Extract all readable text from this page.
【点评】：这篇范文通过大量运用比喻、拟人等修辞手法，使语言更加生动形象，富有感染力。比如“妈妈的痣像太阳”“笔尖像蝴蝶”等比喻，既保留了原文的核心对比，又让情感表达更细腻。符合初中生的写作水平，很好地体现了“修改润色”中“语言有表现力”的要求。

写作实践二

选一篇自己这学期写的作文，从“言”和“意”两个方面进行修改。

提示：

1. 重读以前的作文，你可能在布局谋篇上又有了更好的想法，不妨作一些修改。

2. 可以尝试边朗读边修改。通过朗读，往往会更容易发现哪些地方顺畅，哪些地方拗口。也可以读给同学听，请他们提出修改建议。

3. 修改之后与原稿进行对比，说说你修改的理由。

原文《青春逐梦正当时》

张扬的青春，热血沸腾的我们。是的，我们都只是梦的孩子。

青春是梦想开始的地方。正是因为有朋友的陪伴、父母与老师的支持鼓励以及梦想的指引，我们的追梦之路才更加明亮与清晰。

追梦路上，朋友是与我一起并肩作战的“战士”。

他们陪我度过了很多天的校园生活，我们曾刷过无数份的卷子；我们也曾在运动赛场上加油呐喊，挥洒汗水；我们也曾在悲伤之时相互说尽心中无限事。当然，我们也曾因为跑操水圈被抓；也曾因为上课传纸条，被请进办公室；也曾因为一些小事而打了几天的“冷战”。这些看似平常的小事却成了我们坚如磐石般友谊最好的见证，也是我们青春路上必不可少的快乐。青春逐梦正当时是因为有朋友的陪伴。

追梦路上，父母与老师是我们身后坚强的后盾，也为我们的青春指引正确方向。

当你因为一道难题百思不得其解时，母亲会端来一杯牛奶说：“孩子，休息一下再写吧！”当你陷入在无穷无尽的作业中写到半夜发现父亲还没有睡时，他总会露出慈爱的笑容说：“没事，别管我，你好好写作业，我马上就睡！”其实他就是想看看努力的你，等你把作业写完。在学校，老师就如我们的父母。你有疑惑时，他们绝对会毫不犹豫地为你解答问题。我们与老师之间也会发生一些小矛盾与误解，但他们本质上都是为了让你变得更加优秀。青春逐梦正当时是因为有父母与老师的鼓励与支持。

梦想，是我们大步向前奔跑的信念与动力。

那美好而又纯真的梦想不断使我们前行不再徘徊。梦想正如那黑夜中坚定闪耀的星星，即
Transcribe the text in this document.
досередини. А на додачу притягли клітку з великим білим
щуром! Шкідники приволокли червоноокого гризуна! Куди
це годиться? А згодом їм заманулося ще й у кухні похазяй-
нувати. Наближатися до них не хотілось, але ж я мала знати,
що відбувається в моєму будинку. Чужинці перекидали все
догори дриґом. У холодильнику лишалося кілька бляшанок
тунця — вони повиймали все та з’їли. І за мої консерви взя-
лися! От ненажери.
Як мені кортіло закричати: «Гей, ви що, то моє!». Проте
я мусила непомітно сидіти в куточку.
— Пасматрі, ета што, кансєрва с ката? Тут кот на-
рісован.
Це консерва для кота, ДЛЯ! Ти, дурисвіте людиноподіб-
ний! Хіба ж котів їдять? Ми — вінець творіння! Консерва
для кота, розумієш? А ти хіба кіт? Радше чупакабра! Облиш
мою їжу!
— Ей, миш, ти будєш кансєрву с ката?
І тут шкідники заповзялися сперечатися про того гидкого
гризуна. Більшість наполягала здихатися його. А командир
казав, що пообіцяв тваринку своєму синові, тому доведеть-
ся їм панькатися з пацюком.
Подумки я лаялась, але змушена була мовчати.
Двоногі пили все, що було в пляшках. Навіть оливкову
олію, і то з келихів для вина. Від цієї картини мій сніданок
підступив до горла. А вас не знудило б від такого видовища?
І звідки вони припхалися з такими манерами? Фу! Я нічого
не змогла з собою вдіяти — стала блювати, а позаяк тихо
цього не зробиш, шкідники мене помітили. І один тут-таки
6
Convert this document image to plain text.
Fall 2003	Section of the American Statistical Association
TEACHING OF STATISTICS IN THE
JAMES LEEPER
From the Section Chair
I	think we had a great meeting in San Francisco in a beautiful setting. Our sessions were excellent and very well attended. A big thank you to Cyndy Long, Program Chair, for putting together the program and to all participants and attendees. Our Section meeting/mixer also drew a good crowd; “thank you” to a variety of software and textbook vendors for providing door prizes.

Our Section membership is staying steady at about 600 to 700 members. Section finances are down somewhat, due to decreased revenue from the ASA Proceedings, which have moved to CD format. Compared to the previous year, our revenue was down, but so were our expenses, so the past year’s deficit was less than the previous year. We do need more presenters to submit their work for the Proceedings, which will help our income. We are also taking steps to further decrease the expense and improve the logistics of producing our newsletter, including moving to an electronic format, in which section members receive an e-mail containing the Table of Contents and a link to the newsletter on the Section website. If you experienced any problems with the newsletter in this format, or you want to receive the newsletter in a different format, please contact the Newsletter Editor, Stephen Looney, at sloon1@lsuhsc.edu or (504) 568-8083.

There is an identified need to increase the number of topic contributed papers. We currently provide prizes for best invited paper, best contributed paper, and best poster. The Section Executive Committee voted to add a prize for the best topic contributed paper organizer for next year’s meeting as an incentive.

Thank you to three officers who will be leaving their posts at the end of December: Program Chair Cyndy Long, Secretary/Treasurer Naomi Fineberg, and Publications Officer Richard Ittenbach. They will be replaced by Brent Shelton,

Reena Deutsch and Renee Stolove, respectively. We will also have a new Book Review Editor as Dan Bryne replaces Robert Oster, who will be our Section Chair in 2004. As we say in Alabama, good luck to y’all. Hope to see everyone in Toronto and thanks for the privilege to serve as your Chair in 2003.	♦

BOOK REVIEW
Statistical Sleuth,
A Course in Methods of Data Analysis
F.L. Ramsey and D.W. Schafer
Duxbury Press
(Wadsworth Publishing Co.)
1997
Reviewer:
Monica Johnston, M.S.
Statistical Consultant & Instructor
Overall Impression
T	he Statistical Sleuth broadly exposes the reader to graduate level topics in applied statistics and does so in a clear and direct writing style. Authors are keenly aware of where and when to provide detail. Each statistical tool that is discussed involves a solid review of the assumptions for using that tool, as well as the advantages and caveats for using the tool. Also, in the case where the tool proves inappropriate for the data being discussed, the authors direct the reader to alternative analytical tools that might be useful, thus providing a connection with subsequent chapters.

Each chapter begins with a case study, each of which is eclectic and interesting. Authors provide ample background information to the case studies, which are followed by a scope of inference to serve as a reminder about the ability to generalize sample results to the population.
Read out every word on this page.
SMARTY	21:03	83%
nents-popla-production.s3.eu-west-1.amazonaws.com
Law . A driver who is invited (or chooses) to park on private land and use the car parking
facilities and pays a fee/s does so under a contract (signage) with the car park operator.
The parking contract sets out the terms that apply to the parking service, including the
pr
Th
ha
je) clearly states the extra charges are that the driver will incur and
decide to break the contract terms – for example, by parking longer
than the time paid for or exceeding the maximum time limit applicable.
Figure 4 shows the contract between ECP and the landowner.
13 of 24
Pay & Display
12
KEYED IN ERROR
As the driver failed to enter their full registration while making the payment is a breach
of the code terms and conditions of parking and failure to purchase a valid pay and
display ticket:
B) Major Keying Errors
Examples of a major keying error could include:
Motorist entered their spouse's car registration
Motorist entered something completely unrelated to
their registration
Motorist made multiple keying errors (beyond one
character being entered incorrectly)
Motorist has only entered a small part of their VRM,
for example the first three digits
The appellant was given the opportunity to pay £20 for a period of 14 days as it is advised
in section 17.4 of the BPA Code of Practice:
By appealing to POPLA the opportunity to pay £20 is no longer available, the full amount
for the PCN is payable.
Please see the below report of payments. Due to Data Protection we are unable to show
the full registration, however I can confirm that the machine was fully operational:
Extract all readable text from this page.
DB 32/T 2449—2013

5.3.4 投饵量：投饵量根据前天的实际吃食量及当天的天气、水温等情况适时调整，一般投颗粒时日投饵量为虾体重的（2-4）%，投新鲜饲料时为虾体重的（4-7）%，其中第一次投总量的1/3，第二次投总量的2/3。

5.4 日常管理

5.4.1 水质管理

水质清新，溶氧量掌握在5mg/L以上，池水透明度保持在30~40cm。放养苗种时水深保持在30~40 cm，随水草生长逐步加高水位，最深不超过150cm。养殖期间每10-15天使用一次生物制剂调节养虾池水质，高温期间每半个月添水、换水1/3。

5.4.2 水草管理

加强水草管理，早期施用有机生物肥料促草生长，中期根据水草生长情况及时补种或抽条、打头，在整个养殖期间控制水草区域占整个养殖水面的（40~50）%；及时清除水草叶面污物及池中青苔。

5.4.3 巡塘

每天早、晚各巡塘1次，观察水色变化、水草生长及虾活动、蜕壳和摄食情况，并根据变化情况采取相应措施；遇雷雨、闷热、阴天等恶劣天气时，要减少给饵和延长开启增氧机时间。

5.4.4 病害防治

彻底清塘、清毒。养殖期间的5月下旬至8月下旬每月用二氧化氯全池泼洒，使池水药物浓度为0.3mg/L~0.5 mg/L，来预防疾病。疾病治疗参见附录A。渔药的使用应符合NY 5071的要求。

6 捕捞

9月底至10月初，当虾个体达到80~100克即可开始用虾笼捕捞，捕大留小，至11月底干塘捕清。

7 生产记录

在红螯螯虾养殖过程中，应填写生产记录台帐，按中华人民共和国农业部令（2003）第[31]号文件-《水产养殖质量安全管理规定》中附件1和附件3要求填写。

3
· · · · ·
§ **Task instructions**
In the entries above, identify each line that includes the string "document", then copy it.

§ **Solution**
Transcribe the text in this document.
Convert this document image to plain text.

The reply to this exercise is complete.